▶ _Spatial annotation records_
-- begin --

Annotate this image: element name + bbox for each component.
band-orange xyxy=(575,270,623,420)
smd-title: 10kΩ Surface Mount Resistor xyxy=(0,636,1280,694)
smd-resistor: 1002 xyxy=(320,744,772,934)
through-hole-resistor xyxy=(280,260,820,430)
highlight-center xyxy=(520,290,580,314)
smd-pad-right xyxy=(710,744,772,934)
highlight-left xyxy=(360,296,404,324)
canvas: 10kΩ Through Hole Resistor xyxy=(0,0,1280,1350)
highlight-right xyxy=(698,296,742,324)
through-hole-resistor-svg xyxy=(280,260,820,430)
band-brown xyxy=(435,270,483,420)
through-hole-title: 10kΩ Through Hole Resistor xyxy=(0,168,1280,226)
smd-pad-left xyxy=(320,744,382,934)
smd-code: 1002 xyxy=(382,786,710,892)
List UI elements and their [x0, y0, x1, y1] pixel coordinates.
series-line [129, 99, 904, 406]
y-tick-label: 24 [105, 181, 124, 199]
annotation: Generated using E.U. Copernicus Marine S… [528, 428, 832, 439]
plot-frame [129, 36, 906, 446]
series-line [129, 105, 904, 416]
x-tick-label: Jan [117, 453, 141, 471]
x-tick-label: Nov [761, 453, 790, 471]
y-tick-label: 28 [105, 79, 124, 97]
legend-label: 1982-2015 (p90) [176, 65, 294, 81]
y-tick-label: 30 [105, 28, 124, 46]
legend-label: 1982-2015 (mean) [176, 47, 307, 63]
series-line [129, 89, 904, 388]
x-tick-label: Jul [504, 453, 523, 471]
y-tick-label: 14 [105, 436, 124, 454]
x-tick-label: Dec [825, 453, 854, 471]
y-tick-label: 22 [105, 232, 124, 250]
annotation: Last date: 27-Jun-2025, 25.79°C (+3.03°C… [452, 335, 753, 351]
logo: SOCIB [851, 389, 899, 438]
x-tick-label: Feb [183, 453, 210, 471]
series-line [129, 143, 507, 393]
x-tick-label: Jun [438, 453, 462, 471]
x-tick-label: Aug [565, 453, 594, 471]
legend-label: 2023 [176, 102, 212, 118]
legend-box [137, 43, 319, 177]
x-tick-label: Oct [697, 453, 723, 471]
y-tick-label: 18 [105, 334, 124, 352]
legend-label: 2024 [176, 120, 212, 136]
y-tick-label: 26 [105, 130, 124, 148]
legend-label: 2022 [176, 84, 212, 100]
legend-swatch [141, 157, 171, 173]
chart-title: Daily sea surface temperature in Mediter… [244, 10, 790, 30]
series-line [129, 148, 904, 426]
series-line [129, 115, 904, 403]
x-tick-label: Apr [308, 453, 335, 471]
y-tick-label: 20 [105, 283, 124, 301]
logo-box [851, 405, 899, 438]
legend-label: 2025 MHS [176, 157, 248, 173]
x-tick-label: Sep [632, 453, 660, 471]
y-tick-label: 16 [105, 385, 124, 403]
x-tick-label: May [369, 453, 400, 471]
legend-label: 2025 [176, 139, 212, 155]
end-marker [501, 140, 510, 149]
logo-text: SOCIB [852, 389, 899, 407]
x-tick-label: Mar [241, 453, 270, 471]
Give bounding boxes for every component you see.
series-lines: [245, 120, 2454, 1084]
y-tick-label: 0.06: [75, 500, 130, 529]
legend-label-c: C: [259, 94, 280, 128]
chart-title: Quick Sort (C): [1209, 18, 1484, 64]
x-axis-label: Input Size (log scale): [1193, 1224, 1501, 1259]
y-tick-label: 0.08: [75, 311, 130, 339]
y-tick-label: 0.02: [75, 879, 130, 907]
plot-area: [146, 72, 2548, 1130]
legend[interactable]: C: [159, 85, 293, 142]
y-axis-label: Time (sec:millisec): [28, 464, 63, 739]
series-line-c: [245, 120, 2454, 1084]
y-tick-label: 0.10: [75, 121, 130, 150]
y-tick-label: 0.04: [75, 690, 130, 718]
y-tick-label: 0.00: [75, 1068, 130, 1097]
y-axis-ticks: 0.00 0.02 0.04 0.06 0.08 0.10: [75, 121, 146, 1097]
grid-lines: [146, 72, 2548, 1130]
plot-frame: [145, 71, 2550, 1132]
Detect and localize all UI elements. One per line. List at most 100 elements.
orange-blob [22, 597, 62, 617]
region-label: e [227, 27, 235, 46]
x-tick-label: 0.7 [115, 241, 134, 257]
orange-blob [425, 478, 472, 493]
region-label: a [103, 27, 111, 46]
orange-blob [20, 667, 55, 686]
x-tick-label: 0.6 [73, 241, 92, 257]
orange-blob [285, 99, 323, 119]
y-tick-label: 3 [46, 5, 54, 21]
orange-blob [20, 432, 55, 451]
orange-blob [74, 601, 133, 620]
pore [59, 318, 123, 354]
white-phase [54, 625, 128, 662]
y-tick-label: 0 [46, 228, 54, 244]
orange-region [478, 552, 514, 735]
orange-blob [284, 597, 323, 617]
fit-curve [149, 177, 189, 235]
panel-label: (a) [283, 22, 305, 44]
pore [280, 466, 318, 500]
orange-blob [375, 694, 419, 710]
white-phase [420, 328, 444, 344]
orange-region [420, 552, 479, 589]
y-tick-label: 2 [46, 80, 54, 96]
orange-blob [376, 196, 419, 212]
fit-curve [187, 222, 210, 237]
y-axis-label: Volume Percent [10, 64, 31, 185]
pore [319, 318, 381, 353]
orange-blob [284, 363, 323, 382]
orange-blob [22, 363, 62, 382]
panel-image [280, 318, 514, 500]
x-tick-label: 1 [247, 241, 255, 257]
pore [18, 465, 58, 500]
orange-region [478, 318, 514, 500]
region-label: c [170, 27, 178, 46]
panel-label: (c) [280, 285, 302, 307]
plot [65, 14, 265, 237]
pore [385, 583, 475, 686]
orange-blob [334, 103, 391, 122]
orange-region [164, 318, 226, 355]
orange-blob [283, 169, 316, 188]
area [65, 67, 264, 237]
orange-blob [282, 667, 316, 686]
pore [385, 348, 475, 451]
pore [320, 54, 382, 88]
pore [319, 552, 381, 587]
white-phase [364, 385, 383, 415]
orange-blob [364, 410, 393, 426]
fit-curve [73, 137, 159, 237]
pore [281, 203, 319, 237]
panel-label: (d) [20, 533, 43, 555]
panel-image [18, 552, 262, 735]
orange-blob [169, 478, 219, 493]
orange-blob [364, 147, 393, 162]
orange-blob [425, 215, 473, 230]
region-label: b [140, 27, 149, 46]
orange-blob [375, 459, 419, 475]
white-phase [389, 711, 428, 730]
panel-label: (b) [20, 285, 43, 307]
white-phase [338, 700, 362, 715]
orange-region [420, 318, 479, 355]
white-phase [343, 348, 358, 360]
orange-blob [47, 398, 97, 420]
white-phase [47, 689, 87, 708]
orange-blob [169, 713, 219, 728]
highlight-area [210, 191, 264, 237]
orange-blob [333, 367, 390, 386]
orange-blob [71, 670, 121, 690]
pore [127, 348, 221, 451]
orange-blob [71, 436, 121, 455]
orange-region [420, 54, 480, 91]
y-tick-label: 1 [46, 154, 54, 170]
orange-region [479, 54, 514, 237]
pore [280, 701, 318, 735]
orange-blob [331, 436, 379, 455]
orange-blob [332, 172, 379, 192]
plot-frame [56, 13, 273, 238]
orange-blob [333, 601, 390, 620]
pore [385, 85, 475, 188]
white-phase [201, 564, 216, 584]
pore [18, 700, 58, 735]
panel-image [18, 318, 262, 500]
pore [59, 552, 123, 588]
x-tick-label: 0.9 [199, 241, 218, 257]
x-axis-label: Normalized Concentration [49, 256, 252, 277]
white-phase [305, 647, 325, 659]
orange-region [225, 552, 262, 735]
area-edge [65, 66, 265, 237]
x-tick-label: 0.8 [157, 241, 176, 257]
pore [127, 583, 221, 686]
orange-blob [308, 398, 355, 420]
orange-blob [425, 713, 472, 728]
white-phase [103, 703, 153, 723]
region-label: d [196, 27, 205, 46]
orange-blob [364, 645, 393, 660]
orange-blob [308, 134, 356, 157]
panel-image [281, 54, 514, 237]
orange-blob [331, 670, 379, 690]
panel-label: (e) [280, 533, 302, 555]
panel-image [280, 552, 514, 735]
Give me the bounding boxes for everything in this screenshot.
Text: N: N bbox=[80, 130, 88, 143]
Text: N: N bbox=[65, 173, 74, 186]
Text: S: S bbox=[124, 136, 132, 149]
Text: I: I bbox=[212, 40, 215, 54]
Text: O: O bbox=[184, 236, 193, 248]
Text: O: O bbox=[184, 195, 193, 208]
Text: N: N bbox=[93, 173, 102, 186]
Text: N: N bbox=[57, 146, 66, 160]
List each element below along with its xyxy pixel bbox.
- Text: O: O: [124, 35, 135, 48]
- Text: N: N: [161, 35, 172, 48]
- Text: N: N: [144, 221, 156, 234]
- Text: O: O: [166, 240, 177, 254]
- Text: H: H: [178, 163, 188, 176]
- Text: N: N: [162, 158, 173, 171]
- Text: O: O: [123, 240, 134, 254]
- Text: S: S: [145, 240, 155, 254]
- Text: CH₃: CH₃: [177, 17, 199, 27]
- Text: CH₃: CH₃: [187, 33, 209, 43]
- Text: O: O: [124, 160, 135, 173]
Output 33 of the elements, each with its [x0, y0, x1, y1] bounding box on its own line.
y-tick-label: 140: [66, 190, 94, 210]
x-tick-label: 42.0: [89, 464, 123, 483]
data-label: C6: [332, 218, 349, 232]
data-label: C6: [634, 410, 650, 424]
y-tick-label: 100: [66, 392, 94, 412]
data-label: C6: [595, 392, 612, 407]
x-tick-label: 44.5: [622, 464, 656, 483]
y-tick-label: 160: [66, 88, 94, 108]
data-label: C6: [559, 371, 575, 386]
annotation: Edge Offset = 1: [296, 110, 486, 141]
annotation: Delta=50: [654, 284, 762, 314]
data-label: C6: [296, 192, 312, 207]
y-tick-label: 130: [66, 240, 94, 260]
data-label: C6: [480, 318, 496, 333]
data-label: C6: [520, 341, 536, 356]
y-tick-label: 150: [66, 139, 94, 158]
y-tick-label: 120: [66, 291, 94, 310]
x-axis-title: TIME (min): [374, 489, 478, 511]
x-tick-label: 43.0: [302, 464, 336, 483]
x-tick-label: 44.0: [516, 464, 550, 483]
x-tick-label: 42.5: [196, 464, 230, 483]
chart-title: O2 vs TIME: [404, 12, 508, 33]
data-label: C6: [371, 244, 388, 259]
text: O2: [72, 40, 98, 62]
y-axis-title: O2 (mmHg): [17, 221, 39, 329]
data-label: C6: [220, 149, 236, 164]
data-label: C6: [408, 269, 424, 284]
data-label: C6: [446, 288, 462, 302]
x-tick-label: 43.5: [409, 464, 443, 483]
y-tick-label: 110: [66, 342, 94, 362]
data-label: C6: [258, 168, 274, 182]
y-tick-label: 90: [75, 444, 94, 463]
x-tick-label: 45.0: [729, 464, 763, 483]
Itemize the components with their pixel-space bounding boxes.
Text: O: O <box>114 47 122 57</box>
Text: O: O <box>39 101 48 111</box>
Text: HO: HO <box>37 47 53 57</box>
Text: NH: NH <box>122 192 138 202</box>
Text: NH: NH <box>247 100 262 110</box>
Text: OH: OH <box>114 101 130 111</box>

-- end --

▶ _Task instructions_
Return the opening lines of the listing unchanged, starting with its first line and stopping after the line that contains "through-hole-resistor xyxy=(280,260,820,430)".

▶ _The answer_
Annotate this image: element name + bbox for each component.
band-orange xyxy=(575,270,623,420)
smd-title: 10kΩ Surface Mount Resistor xyxy=(0,636,1280,694)
smd-resistor: 1002 xyxy=(320,744,772,934)
through-hole-resistor xyxy=(280,260,820,430)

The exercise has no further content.